» GIVEN PROBLEM: Write the number of lines holding the word "synch", and nothing else.

» TASK INPUT:
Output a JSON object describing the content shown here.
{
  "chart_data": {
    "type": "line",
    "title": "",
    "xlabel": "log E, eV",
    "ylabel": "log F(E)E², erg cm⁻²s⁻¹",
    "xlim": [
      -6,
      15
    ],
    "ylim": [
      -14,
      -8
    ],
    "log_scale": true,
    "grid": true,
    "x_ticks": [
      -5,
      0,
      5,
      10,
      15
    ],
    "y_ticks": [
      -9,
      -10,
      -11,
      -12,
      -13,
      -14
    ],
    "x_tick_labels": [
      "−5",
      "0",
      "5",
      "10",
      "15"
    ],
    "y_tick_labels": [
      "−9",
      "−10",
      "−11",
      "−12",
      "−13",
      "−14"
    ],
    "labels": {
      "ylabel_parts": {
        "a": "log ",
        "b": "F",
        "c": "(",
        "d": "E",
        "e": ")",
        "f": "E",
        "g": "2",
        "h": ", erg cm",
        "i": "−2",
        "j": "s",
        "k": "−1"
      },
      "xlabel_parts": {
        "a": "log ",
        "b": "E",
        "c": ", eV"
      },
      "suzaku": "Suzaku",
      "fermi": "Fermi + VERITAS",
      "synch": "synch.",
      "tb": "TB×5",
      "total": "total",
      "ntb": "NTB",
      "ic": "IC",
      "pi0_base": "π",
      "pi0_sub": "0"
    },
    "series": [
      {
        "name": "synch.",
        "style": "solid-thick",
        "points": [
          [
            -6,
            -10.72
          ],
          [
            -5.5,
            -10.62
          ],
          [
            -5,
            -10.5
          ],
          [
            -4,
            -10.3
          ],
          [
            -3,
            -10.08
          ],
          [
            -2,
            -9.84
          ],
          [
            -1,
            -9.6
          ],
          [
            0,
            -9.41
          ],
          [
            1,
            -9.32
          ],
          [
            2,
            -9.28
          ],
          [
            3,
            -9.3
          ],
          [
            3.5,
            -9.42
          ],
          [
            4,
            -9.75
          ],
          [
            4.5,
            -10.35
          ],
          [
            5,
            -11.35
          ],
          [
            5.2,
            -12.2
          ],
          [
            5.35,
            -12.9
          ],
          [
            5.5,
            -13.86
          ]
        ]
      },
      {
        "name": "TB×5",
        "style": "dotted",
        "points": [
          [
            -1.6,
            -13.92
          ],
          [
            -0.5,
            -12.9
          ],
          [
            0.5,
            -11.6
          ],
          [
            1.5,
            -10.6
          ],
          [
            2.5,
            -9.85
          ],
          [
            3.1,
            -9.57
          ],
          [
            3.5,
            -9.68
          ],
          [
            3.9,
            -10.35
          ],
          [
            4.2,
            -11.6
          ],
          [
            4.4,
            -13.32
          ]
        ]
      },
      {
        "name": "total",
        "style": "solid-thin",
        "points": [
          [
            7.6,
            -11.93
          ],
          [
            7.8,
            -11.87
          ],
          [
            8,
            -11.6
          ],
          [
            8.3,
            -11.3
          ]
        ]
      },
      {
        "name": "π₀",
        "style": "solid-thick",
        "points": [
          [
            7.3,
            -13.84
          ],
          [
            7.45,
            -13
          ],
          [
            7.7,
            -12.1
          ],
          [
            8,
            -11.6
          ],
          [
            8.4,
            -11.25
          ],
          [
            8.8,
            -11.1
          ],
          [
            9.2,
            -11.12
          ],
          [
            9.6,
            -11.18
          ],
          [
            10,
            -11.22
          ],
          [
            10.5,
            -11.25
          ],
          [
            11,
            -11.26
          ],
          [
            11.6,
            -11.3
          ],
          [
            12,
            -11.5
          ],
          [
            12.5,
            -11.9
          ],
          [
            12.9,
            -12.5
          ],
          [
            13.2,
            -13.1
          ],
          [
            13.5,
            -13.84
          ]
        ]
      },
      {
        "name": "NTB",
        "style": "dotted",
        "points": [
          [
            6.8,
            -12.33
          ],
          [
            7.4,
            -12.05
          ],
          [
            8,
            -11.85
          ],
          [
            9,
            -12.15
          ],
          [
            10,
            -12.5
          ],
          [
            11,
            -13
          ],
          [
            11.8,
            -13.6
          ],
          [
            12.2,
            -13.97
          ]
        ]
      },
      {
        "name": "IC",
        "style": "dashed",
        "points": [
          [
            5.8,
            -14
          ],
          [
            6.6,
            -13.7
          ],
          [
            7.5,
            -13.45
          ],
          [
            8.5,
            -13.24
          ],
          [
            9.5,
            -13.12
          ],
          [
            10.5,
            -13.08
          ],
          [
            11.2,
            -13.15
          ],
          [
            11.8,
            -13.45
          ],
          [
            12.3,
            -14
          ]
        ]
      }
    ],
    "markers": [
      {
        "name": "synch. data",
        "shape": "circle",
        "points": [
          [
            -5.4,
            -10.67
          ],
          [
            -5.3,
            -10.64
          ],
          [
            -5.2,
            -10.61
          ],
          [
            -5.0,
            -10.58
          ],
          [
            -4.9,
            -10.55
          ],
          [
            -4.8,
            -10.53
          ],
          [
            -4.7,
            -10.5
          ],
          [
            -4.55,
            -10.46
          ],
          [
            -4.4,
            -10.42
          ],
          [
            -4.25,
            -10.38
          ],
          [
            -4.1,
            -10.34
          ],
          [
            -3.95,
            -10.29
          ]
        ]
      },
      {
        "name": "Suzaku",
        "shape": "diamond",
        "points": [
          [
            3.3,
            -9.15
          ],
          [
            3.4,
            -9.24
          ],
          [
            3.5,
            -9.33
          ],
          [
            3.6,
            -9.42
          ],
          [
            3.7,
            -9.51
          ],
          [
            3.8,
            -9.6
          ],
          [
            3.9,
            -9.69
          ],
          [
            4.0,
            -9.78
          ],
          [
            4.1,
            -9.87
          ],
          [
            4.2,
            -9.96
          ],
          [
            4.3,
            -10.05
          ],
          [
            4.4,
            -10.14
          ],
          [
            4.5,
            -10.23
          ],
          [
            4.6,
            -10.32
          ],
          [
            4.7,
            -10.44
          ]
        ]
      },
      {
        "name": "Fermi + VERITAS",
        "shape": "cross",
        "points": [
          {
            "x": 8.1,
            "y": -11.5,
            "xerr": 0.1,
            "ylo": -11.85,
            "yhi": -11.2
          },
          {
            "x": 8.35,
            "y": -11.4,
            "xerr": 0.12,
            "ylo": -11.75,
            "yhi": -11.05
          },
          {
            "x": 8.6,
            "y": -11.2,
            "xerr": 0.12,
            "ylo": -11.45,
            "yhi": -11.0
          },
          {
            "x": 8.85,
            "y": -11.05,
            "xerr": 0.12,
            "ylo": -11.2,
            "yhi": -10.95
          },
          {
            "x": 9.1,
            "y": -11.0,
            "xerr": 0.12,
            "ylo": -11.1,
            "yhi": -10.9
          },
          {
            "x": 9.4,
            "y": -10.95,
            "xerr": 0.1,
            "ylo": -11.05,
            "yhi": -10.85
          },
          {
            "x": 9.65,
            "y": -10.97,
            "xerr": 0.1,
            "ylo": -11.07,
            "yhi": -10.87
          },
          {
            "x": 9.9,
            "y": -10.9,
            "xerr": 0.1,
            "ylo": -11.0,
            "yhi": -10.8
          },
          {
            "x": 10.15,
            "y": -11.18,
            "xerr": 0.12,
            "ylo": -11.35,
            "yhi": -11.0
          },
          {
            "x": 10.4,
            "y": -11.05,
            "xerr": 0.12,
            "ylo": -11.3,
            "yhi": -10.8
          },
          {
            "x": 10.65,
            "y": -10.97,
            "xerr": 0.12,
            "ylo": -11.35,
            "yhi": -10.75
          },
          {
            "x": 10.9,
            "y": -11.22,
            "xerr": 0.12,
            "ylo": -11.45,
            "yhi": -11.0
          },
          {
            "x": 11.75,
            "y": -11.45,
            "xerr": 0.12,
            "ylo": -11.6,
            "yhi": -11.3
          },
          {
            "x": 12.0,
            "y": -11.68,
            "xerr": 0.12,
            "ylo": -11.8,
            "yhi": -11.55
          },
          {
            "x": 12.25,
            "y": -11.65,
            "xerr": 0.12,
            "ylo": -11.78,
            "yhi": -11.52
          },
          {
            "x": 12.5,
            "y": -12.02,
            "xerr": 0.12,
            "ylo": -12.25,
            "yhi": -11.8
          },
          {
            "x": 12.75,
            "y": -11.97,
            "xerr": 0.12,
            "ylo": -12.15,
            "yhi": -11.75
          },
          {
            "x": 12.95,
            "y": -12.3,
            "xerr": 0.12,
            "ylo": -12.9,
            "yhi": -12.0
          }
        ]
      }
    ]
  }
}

» TASK RESPONSE: 3